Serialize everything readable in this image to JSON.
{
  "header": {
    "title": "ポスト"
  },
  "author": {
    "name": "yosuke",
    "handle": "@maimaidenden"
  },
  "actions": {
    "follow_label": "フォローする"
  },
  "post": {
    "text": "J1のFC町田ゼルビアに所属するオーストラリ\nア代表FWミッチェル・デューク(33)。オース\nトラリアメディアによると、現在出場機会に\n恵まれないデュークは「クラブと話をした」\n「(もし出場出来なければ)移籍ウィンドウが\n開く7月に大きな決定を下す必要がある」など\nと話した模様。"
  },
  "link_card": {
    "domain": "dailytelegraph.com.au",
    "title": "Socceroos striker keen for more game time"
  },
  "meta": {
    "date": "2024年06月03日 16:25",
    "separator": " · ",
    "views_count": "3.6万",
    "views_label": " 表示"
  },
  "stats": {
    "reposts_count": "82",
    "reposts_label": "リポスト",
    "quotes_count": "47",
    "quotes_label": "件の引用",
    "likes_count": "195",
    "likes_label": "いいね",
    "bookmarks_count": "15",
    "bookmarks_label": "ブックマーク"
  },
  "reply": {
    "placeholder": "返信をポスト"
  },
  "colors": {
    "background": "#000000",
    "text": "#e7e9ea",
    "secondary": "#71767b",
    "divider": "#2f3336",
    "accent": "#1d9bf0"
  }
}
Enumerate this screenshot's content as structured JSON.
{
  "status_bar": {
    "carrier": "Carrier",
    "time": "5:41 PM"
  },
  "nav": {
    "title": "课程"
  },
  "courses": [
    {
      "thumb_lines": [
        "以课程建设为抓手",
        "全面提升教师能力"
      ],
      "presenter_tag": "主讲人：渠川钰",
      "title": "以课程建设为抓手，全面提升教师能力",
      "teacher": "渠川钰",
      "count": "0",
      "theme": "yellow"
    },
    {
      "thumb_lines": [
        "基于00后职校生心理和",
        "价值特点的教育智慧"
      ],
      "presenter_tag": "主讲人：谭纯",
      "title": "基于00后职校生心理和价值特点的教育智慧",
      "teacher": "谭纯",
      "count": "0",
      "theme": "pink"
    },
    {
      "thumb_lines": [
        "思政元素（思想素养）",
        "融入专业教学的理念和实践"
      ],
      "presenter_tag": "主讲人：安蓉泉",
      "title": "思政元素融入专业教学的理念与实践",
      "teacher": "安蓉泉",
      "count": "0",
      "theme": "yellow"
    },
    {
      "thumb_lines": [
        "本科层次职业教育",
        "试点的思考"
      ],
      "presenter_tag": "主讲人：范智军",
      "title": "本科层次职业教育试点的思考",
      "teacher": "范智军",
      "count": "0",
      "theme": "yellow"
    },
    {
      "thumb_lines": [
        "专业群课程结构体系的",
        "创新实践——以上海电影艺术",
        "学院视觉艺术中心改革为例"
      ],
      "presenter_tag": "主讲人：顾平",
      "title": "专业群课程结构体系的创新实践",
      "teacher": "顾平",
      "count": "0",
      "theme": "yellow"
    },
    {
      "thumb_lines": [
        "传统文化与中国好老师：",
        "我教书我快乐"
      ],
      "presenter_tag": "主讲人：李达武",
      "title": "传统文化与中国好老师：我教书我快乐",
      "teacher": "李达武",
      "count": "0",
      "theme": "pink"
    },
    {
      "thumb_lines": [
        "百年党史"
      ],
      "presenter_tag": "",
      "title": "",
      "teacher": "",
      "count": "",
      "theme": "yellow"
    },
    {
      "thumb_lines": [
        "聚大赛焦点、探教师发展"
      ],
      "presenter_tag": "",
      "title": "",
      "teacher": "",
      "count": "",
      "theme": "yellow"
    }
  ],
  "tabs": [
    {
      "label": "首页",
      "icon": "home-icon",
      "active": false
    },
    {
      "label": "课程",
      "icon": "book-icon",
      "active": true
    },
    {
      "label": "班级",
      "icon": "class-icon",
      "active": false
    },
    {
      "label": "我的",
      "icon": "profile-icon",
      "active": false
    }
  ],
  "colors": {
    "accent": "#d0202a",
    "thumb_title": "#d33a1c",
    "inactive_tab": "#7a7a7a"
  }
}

Aim
Using the listing above, reproduce each line without omission.

Exercise output
Serialize everything readable in this image to JSON.
{
  "header": {
    "title": "ポスト"
  },
  "author": {
    "name": "yosuke",
    "handle": "@maimaidenden"
  },
  "actions": {
    "follow_label": "フォローする"
  },
  "post": {
    "text": "J1のFC町田ゼルビアに所属するオーストラリ\nア代表FWミッチェル・デューク(33)。オース\nトラリアメディアによると、現在出場機会に\n恵まれないデュークは「クラブと話をした」\n「(もし出場出来なければ)移籍ウィンドウが\n開く7月に大きな決定を下す必要がある」など\nと話した模様。"
  },
  "link_card": {
    "domain": "dailytelegraph.com.au",
    "title": "Socceroos striker keen for more game time"
  },
  "meta": {
    "date": "2024年06月03日 16:25",
    "separator": " · ",
    "views_count": "3.6万",
    "views_label": " 表示"
  },
  "stats": {
    "reposts_count": "82",
    "reposts_label": "リポスト",
    "quotes_count": "47",
    "quotes_label": "件の引用",
    "likes_count": "195",
    "likes_label": "いいね",
    "bookmarks_count": "15",
    "bookmarks_label": "ブックマーク"
  },
  "reply": {
    "placeholder": "返信をポスト"
  },
  "colors": {
    "background": "#000000",
    "text": "#e7e9ea",
    "secondary": "#71767b",
    "divider": "#2f3336",
    "accent": "#1d9bf0"
  }
}
Enumerate this screenshot's content as structured JSON.
{
  "status_bar": {
    "carrier": "Carrier",
    "time": "5:41 PM"
  },
  "nav": {
    "title": "课程"
  },
  "courses": [
    {
      "thumb_lines": [
        "以课程建设为抓手",
        "全面提升教师能力"
      ],
      "presenter_tag": "主讲人：渠川钰",
      "title": "以课程建设为抓手，全面提升教师能力",
      "teacher": "渠川钰",
      "count": "0",
      "theme": "yellow"
    },
    {
      "thumb_lines": [
        "基于00后职校生心理和",
        "价值特点的教育智慧"
      ],
      "presenter_tag": "主讲人：谭纯",
      "title": "基于00后职校生心理和价值特点的教育智慧",
      "teacher": "谭纯",
      "count": "0",
      "theme": "pink"
    },
    {
      "thumb_lines": [
        "思政元素（思想素养）",
        "融入专业教学的理念和实践"
      ],
      "presenter_tag": "主讲人：安蓉泉",
      "title": "思政元素融入专业教学的理念与实践",
      "teacher": "安蓉泉",
      "count": "0",
      "theme": "yellow"
    },
    {
      "thumb_lines": [
        "本科层次职业教育",
        "试点的思考"
      ],
      "presenter_tag": "主讲人：范智军",
      "title": "本科层次职业教育试点的思考",
      "teacher": "范智军",
      "count": "0",
      "theme": "yellow"
    },
    {
      "thumb_lines": [
        "专业群课程结构体系的",
        "创新实践——以上海电影艺术",
        "学院视觉艺术中心改革为例"
      ],
      "presenter_tag": "主讲人：顾平",
      "title": "专业群课程结构体系的创新实践",
      "teacher": "顾平",
      "count": "0",
      "theme": "yellow"
    },
    {
      "thumb_lines": [
        "传统文化与中国好老师：",
        "我教书我快乐"
      ],
      "presenter_tag": "主讲人：李达武",
      "title": "传统文化与中国好老师：我教书我快乐",
      "teacher": "李达武",
      "count": "0",
      "theme": "pink"
    },
    {
      "thumb_lines": [
        "百年党史"
      ],
      "presenter_tag": "",
      "title": "",
      "teacher": "",
      "count": "",
      "theme": "yellow"
    },
    {
      "thumb_lines": [
        "聚大赛焦点、探教师发展"
      ],
      "presenter_tag": "",
      "title": "",
      "teacher": "",
      "count": "",
      "theme": "yellow"
    }
  ],
  "tabs": [
    {
      "label": "首页",
      "icon": "home-icon",
      "active": false
    },
    {
      "label": "课程",
      "icon": "book-icon",
      "active": true
    },
    {
      "label": "班级",
      "icon": "class-icon",
      "active": false
    },
    {
      "label": "我的",
      "icon": "profile-icon",
      "active": false
    }
  ],
  "colors": {
    "accent": "#d0202a",
    "thumb_title": "#d33a1c",
    "inactive_tab": "#7a7a7a"
  }
}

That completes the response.